* begin Task data *
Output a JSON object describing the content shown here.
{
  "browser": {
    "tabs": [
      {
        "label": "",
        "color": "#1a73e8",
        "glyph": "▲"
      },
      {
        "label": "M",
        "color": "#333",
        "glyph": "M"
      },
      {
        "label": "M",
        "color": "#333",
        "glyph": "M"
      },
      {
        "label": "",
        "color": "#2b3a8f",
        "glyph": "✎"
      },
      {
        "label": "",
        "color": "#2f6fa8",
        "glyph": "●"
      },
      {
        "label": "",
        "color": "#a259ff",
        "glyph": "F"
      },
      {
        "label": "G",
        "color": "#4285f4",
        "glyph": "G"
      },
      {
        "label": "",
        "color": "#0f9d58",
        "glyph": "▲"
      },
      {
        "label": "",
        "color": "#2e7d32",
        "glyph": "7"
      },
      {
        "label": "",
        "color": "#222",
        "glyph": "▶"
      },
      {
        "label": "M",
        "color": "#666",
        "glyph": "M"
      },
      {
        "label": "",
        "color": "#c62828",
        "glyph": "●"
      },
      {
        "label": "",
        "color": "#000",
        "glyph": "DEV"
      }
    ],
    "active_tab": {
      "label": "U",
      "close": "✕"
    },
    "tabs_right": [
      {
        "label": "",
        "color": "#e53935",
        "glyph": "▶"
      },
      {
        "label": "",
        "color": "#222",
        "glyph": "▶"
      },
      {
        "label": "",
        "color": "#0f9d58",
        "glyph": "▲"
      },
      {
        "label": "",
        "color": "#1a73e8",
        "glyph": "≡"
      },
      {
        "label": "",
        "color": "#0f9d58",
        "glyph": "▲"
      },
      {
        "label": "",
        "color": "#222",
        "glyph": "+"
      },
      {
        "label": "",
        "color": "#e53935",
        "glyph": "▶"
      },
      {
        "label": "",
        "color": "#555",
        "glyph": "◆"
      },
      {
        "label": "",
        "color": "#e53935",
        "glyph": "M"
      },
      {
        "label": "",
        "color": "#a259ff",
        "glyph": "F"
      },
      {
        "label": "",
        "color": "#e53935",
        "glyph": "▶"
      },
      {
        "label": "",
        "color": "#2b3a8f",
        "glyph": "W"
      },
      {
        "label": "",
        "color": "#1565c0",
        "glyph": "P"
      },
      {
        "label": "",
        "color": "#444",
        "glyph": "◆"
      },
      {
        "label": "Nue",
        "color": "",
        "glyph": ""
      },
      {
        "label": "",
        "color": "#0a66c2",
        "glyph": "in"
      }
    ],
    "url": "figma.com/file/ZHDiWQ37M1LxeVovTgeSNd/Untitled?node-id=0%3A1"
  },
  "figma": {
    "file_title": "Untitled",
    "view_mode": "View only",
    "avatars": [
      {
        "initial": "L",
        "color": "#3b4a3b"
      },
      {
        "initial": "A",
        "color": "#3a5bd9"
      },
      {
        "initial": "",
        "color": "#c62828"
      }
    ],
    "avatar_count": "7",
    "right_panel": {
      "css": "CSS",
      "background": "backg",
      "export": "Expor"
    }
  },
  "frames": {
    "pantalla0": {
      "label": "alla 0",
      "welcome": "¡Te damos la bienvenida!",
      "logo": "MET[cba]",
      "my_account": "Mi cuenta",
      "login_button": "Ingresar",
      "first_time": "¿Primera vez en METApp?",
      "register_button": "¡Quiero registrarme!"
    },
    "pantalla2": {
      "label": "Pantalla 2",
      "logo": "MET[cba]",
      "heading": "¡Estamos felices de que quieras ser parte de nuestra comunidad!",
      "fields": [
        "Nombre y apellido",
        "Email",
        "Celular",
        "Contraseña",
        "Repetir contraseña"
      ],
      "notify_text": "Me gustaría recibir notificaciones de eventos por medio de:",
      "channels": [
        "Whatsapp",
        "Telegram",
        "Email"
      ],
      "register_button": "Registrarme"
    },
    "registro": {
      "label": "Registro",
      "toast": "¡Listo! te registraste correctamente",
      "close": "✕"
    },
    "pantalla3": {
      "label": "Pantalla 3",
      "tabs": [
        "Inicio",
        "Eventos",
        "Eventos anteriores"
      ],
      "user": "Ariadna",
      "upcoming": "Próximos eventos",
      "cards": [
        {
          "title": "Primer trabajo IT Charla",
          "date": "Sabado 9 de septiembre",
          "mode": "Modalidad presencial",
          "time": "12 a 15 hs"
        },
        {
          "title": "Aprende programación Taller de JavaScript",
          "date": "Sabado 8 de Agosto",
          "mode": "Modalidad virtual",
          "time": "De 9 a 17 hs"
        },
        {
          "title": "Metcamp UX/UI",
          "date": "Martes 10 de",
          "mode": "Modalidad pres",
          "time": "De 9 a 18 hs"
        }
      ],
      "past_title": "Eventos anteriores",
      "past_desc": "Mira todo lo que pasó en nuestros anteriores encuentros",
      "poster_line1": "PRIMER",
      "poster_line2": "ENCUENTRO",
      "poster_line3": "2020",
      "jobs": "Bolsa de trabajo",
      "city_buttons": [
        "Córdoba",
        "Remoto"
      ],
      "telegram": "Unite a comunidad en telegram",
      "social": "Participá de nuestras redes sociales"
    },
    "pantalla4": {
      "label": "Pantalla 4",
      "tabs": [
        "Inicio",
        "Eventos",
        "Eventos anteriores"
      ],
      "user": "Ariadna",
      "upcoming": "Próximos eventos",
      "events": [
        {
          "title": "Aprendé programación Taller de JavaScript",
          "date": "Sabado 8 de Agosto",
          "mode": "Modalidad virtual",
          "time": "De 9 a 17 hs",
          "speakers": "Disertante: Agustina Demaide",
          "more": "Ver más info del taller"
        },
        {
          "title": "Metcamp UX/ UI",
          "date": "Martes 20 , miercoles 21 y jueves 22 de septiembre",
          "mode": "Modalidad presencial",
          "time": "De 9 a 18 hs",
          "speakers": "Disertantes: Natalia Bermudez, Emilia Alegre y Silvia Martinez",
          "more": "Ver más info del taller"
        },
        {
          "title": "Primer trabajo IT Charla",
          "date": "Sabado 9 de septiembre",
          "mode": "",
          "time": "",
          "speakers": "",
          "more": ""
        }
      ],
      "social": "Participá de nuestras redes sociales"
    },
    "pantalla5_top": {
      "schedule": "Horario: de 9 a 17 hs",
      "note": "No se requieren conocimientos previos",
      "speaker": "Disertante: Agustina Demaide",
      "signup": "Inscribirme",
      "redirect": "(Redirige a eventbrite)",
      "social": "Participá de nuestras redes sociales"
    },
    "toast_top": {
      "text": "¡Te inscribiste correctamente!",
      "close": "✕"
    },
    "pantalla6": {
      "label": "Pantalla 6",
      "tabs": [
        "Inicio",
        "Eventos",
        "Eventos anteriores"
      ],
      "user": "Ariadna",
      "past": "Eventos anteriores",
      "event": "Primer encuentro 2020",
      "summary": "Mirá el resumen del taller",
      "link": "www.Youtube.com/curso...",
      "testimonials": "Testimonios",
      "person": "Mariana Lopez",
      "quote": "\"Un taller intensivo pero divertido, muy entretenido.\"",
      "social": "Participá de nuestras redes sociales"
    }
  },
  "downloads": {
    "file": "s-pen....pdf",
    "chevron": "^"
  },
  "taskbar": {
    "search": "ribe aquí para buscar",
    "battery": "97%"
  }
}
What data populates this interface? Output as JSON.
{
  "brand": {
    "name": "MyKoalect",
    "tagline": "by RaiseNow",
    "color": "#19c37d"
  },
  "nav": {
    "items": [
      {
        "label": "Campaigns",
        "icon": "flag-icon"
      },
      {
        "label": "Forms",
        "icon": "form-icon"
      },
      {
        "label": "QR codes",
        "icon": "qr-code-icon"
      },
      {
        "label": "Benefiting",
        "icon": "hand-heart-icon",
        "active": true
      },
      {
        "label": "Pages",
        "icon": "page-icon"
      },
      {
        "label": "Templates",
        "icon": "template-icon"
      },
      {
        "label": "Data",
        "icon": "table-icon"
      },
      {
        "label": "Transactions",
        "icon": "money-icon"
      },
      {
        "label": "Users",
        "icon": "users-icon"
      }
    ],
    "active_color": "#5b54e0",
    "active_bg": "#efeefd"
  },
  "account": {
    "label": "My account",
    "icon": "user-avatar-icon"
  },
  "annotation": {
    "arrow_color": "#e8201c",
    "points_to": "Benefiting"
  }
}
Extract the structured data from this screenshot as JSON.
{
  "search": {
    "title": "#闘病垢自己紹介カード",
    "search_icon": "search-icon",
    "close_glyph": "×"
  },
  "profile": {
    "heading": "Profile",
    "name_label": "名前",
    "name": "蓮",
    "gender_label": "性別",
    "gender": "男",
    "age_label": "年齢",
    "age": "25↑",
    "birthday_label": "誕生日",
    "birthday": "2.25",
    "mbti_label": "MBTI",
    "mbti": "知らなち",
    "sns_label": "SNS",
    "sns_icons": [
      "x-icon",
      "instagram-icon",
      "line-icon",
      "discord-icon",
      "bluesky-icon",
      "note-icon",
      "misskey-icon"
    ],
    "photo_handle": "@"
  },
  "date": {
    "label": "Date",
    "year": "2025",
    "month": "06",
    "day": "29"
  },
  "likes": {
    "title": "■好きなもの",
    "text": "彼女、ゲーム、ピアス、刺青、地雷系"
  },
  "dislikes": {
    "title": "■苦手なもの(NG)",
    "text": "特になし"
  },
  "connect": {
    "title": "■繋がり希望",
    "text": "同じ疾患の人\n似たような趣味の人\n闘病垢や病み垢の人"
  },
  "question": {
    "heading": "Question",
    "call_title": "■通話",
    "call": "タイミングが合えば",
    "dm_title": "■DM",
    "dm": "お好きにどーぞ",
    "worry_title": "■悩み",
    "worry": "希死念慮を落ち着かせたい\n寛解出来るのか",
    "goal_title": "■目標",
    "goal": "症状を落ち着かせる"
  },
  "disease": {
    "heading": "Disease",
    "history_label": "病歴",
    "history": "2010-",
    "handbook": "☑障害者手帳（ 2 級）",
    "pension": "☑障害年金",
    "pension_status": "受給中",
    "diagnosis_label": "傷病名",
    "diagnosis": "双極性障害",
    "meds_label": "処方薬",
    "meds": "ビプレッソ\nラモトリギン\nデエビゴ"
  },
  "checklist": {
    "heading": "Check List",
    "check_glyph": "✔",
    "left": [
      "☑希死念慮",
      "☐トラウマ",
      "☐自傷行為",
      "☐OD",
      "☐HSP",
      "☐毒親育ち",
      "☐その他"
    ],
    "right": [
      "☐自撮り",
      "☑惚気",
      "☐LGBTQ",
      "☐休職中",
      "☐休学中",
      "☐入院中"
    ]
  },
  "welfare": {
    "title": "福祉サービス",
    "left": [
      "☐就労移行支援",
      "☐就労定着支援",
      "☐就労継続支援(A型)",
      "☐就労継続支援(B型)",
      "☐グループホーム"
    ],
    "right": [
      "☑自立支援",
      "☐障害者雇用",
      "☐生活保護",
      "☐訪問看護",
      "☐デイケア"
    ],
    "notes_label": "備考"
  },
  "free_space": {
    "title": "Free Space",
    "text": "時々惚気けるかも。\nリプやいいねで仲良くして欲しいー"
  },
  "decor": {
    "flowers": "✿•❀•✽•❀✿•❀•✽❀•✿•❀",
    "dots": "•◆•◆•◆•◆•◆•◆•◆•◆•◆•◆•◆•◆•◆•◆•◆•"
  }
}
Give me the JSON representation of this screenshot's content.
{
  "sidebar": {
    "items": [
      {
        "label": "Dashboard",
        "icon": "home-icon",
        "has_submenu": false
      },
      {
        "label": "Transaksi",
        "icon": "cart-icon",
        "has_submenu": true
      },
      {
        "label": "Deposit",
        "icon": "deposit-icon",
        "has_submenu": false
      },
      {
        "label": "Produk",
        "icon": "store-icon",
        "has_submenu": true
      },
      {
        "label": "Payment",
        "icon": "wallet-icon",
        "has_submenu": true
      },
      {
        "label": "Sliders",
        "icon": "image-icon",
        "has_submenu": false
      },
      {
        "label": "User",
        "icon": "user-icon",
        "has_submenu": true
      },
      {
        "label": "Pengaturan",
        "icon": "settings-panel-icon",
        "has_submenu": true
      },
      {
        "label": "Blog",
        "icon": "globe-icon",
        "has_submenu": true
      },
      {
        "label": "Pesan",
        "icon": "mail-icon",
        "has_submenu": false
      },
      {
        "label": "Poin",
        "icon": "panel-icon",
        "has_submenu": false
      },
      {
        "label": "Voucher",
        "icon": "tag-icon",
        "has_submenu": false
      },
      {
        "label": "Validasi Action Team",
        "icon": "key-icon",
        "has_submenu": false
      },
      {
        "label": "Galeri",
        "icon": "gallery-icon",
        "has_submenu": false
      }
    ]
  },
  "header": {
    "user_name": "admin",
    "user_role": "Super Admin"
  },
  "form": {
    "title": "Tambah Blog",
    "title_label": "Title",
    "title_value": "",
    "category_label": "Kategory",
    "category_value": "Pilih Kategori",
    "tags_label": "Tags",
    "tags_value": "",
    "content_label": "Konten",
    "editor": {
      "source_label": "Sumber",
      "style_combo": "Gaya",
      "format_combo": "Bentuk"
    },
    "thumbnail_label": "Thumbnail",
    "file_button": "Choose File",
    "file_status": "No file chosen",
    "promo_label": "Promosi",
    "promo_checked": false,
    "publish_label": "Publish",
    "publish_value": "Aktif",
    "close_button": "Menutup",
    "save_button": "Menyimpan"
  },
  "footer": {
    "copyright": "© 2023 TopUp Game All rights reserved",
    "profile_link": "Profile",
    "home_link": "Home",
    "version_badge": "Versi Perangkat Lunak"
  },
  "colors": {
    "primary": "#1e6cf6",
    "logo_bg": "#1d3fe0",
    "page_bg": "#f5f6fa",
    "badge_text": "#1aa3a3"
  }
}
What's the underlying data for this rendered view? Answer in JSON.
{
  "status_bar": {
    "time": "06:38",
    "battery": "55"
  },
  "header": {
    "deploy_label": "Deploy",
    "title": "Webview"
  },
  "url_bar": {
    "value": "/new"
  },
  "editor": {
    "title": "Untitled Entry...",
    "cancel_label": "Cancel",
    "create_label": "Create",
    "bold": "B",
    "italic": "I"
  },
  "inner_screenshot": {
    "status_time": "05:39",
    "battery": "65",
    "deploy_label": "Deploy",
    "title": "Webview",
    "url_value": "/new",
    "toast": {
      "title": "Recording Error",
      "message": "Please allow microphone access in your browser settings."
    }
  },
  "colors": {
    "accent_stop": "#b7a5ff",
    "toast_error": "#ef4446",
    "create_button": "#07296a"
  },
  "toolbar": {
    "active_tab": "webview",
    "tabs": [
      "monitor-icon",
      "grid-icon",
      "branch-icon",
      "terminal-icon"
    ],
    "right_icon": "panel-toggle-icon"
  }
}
* end Task data *
• **Required task**
Extract every line containing the string "Metcamp" from the material.

• **Expected answer**
          "title": "Metcamp UX/UI",
          "title": "Metcamp UX/ UI",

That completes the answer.